▸ Problem description:
Could you repeat the records below exactly, leaving out any pictures?

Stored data
------------------------------
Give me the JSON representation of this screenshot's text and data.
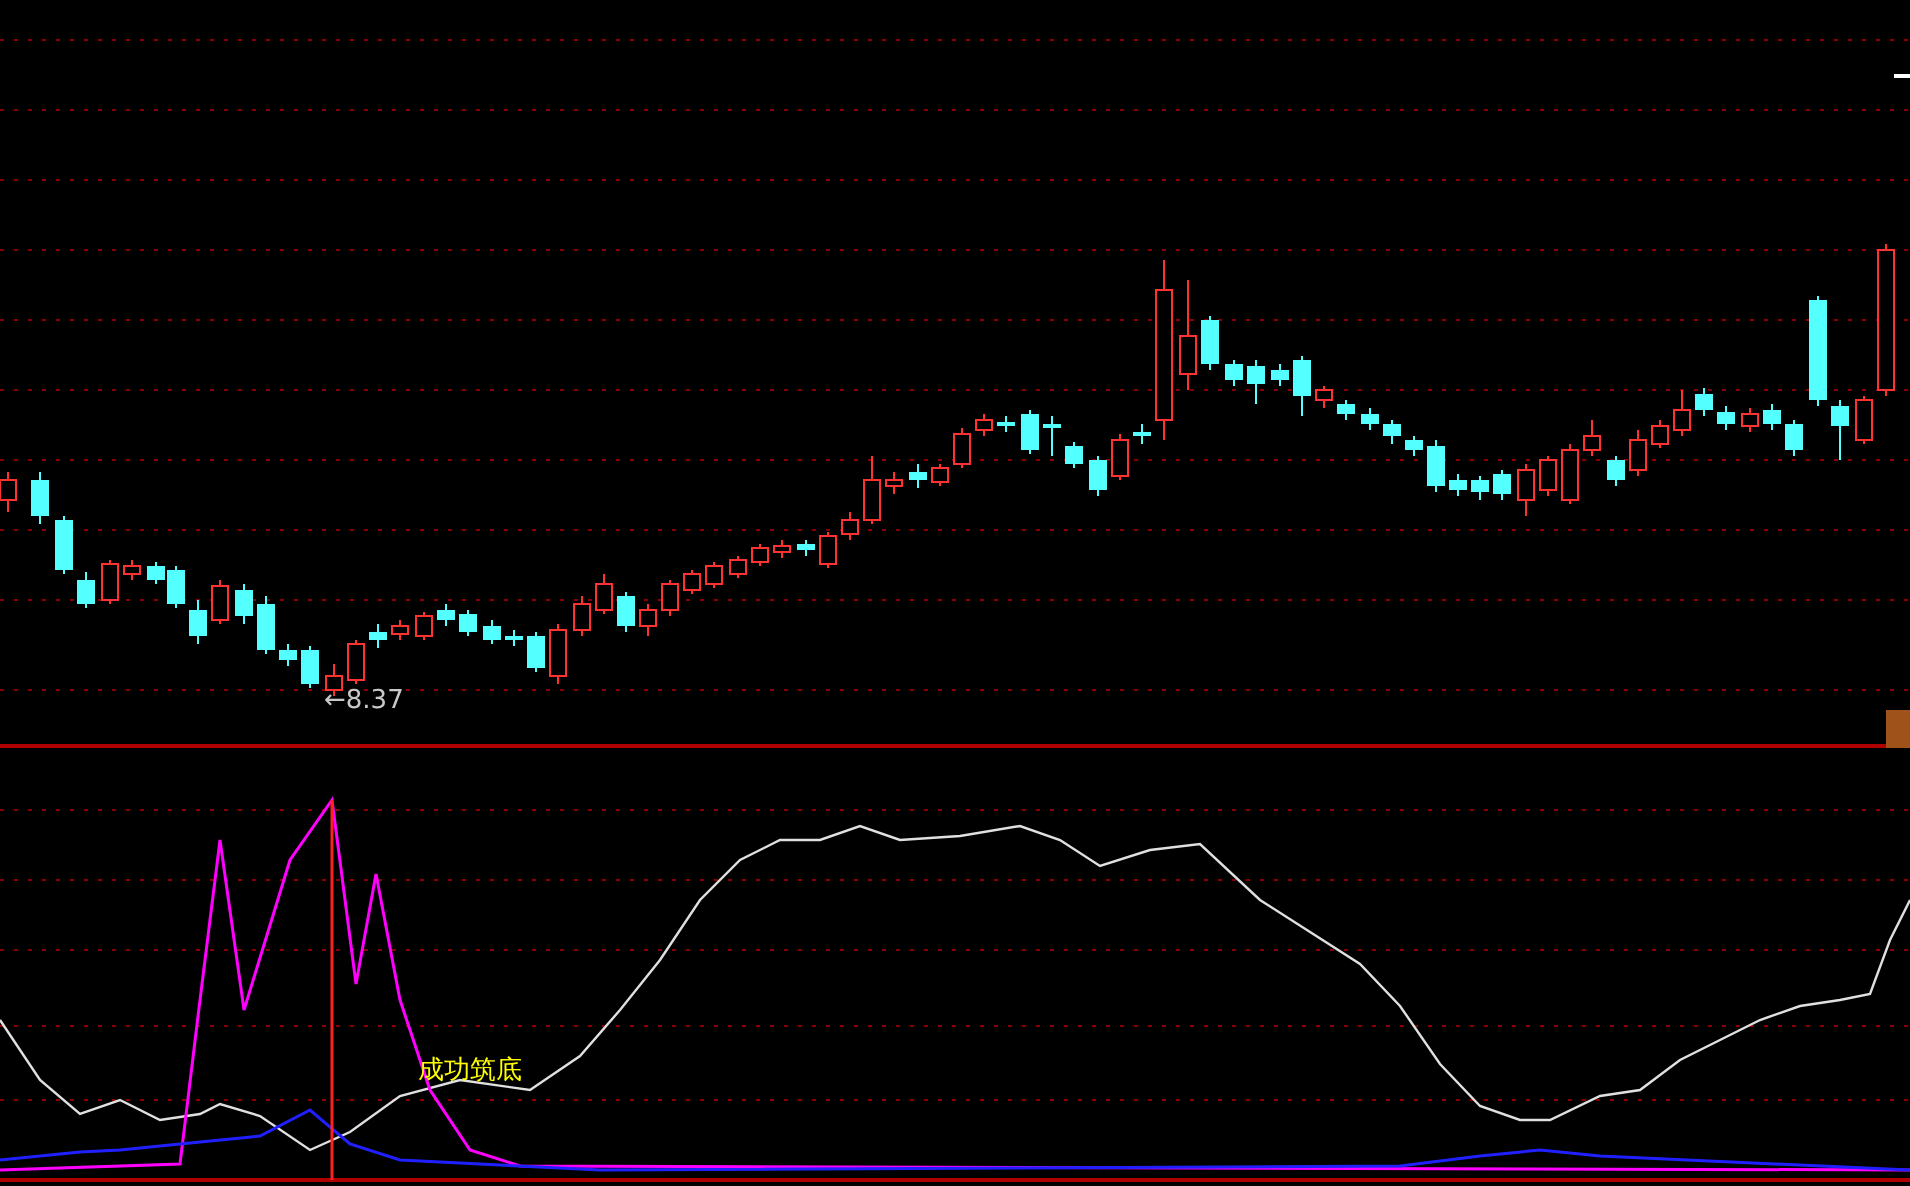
{
  "price_panel": {
    "low_marker": "←8.37"
  },
  "indicator_panel": {
    "signal_label": "成功筑底"
  }
}
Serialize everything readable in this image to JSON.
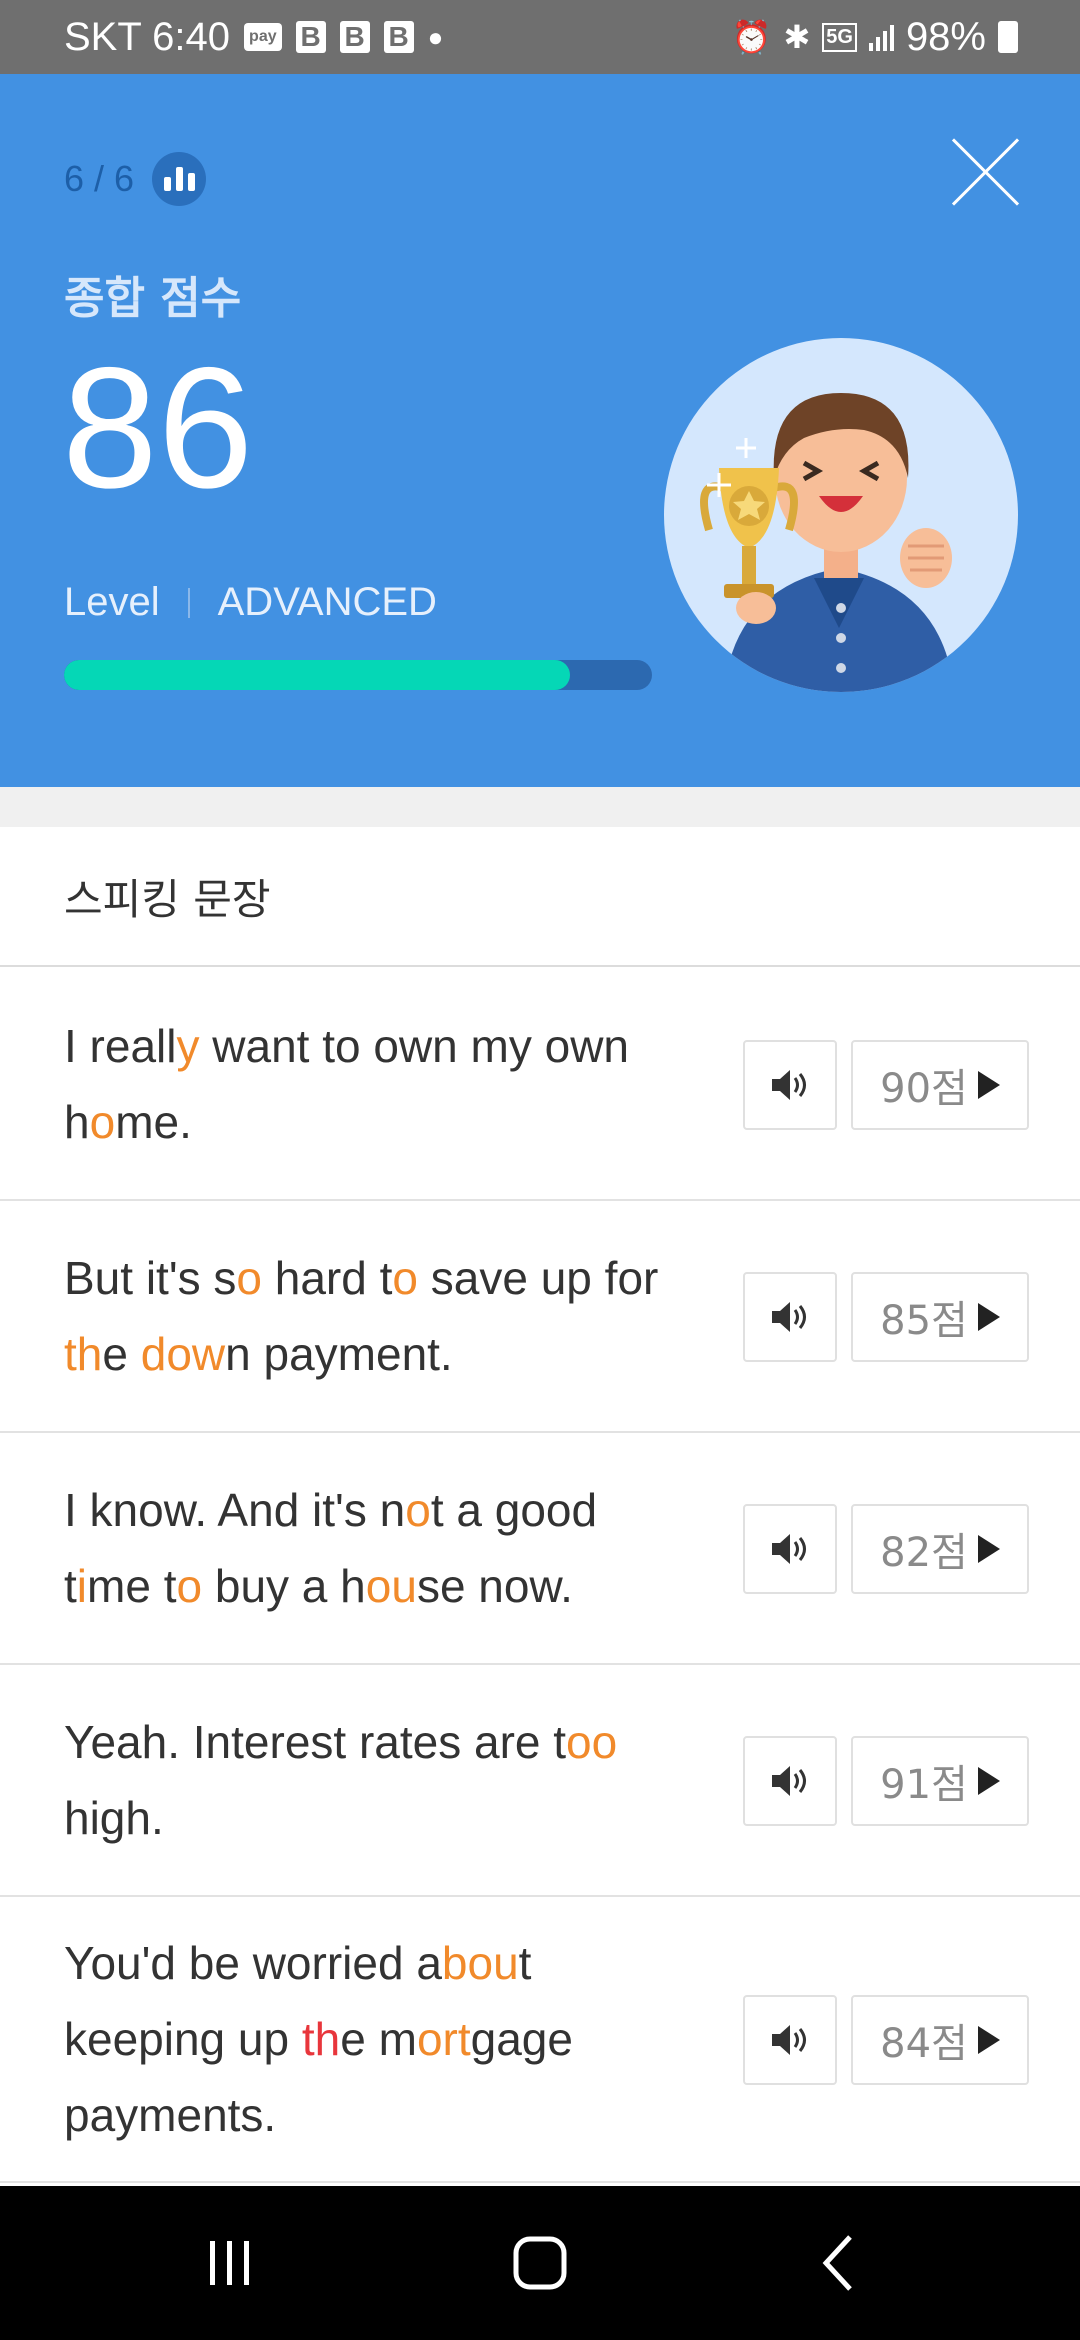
{
  "status_bar": {
    "carrier_time": "SKT 6:40",
    "pay_badge": "pay",
    "app_badge": "B",
    "network": "5G",
    "battery": "98%"
  },
  "header": {
    "progress": "6 / 6",
    "score_label": "종합 점수",
    "score": "86",
    "level_label": "Level",
    "level_value": "ADVANCED",
    "progress_fraction": 0.86
  },
  "section": {
    "title": "스피킹 문장"
  },
  "sentences": [
    {
      "segments": [
        {
          "t": "I reall",
          "c": ""
        },
        {
          "t": "y",
          "c": "o"
        },
        {
          "t": " want to own my own h",
          "c": ""
        },
        {
          "t": "o",
          "c": "o"
        },
        {
          "t": "me.",
          "c": ""
        }
      ],
      "score": "90점"
    },
    {
      "segments": [
        {
          "t": "But it's s",
          "c": ""
        },
        {
          "t": "o",
          "c": "o"
        },
        {
          "t": " hard t",
          "c": ""
        },
        {
          "t": "o",
          "c": "o"
        },
        {
          "t": " save up for ",
          "c": ""
        },
        {
          "t": "th",
          "c": "o"
        },
        {
          "t": "e ",
          "c": ""
        },
        {
          "t": "dow",
          "c": "o"
        },
        {
          "t": "n payment.",
          "c": ""
        }
      ],
      "score": "85점"
    },
    {
      "segments": [
        {
          "t": "I know. And it's n",
          "c": ""
        },
        {
          "t": "o",
          "c": "o"
        },
        {
          "t": "t a good t",
          "c": ""
        },
        {
          "t": "i",
          "c": "o"
        },
        {
          "t": "me t",
          "c": ""
        },
        {
          "t": "o",
          "c": "o"
        },
        {
          "t": " buy a h",
          "c": ""
        },
        {
          "t": "ou",
          "c": "o"
        },
        {
          "t": "se now.",
          "c": ""
        }
      ],
      "score": "82점"
    },
    {
      "segments": [
        {
          "t": "Yeah. Interest rates are t",
          "c": ""
        },
        {
          "t": "oo",
          "c": "o"
        },
        {
          "t": " high.",
          "c": ""
        }
      ],
      "score": "91점"
    },
    {
      "segments": [
        {
          "t": "You'd be worried a",
          "c": ""
        },
        {
          "t": "bou",
          "c": "o"
        },
        {
          "t": "t keeping up ",
          "c": ""
        },
        {
          "t": "th",
          "c": "r"
        },
        {
          "t": "e m",
          "c": ""
        },
        {
          "t": "ort",
          "c": "o"
        },
        {
          "t": "gage payments.",
          "c": ""
        }
      ],
      "score": "84점"
    }
  ],
  "icons": {
    "play": "speaker-icon",
    "score_arrow": "triangle-right-icon",
    "stats": "bar-chart-icon",
    "close": "close-icon"
  },
  "colors": {
    "header_bg": "#4291e2",
    "progress_fill": "#05d7b6",
    "highlight_orange": "#f18a2b",
    "highlight_red": "#e8363c"
  }
}
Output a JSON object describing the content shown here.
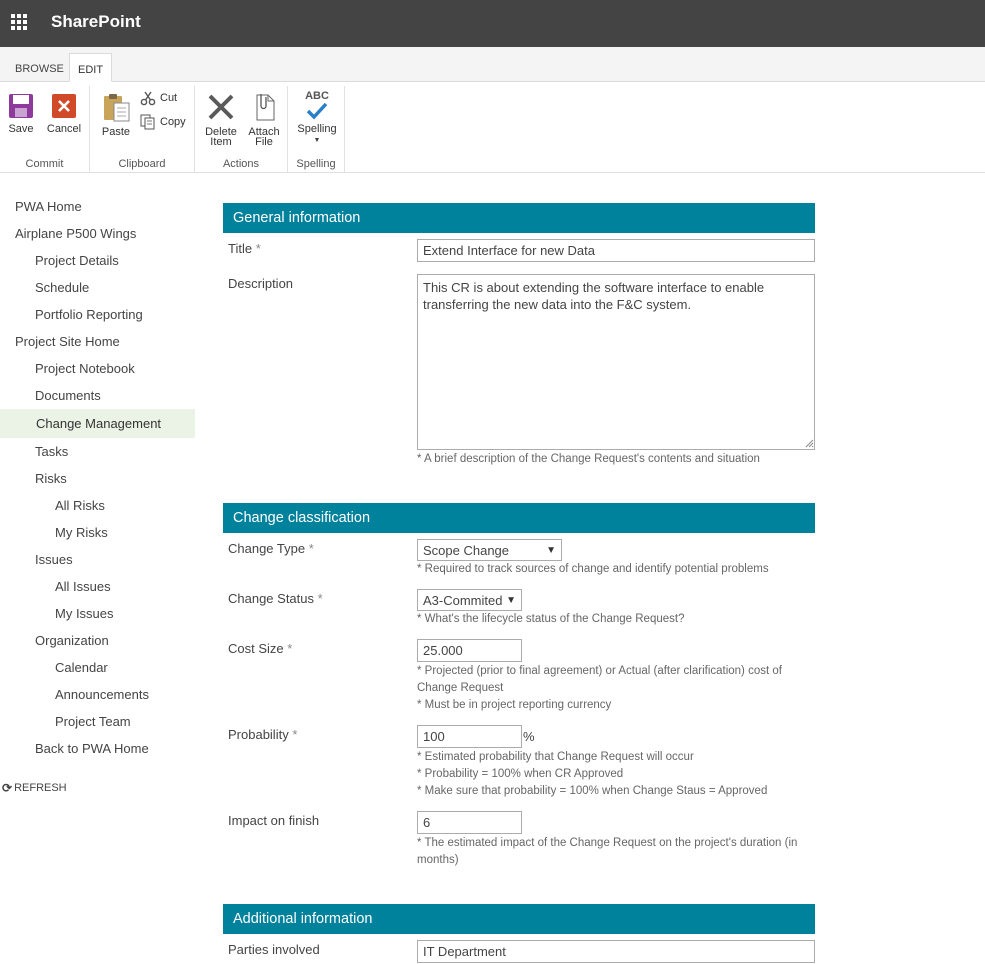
------------------------------
▸ Task answer:
Give me the JSON representation of this screenshot's text and data.
{
  "price_panel": {
    "low_marker": "←8.37"
  },
  "indicator_panel": {
    "signal_label": "成功筑底"
  }
}
Serialize everything readable in this image to JSON.
{
  "status_bar": {
    "carrier_time": "SKT 6:40",
    "pay_badge": "pay",
    "app_badge": "B",
    "network": "5G",
    "battery": "98%"
  },
  "header": {
    "progress": "6 / 6",
    "score_label": "종합 점수",
    "score": "86",
    "level_label": "Level",
    "level_value": "ADVANCED",
    "progress_fraction": 0.86
  },
  "section": {
    "title": "스피킹 문장"
  },
  "sentences": [
    {
      "segments": [
        {
          "t": "I reall",
          "c": ""
        },
        {
          "t": "y",
          "c": "o"
        },
        {
          "t": " want to own my own h",
          "c": ""
        },
        {
          "t": "o",
          "c": "o"
        },
        {
          "t": "me.",
          "c": ""
        }
      ],
      "score": "90점"
    },
    {
      "segments": [
        {
          "t": "But it's s",
          "c": ""
        },
        {
          "t": "o",
          "c": "o"
        },
        {
          "t": " hard t",
          "c": ""
        },
        {
          "t": "o",
          "c": "o"
        },
        {
          "t": " save up for ",
          "c": ""
        },
        {
          "t": "th",
          "c": "o"
        },
        {
          "t": "e ",
          "c": ""
        },
        {
          "t": "dow",
          "c": "o"
        },
        {
          "t": "n payment.",
          "c": ""
        }
      ],
      "score": "85점"
    },
    {
      "segments": [
        {
          "t": "I know. And it's n",
          "c": ""
        },
        {
          "t": "o",
          "c": "o"
        },
        {
          "t": "t a good t",
          "c": ""
        },
        {
          "t": "i",
          "c": "o"
        },
        {
          "t": "me t",
          "c": ""
        },
        {
          "t": "o",
          "c": "o"
        },
        {
          "t": " buy a h",
          "c": ""
        },
        {
          "t": "ou",
          "c": "o"
        },
        {
          "t": "se now.",
          "c": ""
        }
      ],
      "score": "82점"
    },
    {
      "segments": [
        {
          "t": "Yeah. Interest rates are t",
          "c": ""
        },
        {
          "t": "oo",
          "c": "o"
        },
        {
          "t": " high.",
          "c": ""
        }
      ],
      "score": "91점"
    },
    {
      "segments": [
        {
          "t": "You'd be worried a",
          "c": ""
        },
        {
          "t": "bou",
          "c": "o"
        },
        {
          "t": "t keeping up ",
          "c": ""
        },
        {
          "t": "th",
          "c": "r"
        },
        {
          "t": "e m",
          "c": ""
        },
        {
          "t": "ort",
          "c": "o"
        },
        {
          "t": "gage payments.",
          "c": ""
        }
      ],
      "score": "84점"
    }
  ],
  "icons": {
    "play": "speaker-icon",
    "score_arrow": "triangle-right-icon",
    "stats": "bar-chart-icon",
    "close": "close-icon"
  },
  "colors": {
    "header_bg": "#4291e2",
    "progress_fill": "#05d7b6",
    "highlight_orange": "#f18a2b",
    "highlight_red": "#e8363c"
  }
}
Output a JSON object describing the content shown here.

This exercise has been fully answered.